Provided text
------------------------------------
Amazon has been having a difficult time testing their delivery drones.
Even though the online-retail giant was approved for drone testing in mid-March, the executives were unhappy with the lengthy approval process. Also, the drones that were approved by the FAA were old designs, and Amazon had already come up with new prototypes. Because of this, Amazon took their drone testing over-seas and to Canada:
VentureBeat reports that Amazon confronted the Feds in a Senate hearing, stating that they've been approved in two months or less in every country except the U.S. Because of this, the retail giant has moved on to new prototypes already.
On top of this, Amazon is also unhappy with the rules set forth in the experimental airworthiness certificate from the FAA:
Amazon wants its autonomous drones to be able to cover a distance of ten miles or more to deliver products from its various warehouses. However, the FAA is only willing to allow commercial drones to fly as far as the drone operator can see, and 500 feet high - a rule that would not accommodate Amazon's operations. (VentureBeat)
------------------------------------
Provided material
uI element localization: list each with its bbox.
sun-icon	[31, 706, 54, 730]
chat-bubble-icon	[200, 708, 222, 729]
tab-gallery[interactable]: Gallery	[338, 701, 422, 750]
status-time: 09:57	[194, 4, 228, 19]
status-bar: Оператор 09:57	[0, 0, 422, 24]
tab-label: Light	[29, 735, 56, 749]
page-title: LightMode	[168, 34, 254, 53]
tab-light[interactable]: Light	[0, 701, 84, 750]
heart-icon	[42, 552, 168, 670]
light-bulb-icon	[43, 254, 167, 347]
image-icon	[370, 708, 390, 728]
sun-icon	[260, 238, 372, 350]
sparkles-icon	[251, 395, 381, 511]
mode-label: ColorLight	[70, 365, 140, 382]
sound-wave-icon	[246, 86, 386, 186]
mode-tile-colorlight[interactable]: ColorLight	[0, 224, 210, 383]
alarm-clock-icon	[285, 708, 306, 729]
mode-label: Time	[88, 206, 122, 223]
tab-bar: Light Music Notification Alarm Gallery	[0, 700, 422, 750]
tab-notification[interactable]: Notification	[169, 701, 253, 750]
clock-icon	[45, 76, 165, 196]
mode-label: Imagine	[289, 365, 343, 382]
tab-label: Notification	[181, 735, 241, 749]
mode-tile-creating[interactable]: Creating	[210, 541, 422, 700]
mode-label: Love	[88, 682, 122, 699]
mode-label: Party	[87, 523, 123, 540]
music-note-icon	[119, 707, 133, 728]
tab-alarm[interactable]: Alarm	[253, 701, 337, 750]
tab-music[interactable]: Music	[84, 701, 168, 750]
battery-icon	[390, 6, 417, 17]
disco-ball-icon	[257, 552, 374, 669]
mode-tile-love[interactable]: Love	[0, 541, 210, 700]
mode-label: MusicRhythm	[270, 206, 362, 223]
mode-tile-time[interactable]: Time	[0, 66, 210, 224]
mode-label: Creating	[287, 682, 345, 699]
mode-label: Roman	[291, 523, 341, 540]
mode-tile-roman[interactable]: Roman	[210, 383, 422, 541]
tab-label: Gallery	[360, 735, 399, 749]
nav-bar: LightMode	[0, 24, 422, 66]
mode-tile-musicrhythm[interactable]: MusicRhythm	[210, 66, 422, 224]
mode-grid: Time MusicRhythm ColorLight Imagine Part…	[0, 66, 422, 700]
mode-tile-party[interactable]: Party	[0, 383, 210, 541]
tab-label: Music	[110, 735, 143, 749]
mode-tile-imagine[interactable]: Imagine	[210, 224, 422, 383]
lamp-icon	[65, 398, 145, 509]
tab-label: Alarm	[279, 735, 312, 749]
------------------------------------
Work request 1
In the passage about Amazon's delivery drones, what are all the quantities given with a unit of measure?
Work request 2
Could you carry on the passage about Amazon's delivery drones from its last sentence?

Written answer 1
two months, ten miles, 500 feet

Written answer 2
So, Amazon is taking charge. The online-retail giant, along with a group annoyed companies, is seeing FAA reform. According to USA Today, Amazon wants to be able to fly drones beyond the line of sight of drone pilots, as well as allow drone pilots to manage multiple drones at once. These changes are important to Amazon, which hopes to launch their Prime Air 30-minutes delivery system, which would deliver packages to Prime customers.
A group of companies contacted the FAA with their concerns, and the FAA received over 4,000 comments. The government agency will take between 18 and 24 months to go through them and decide if they should change the policy. So much for quick reform!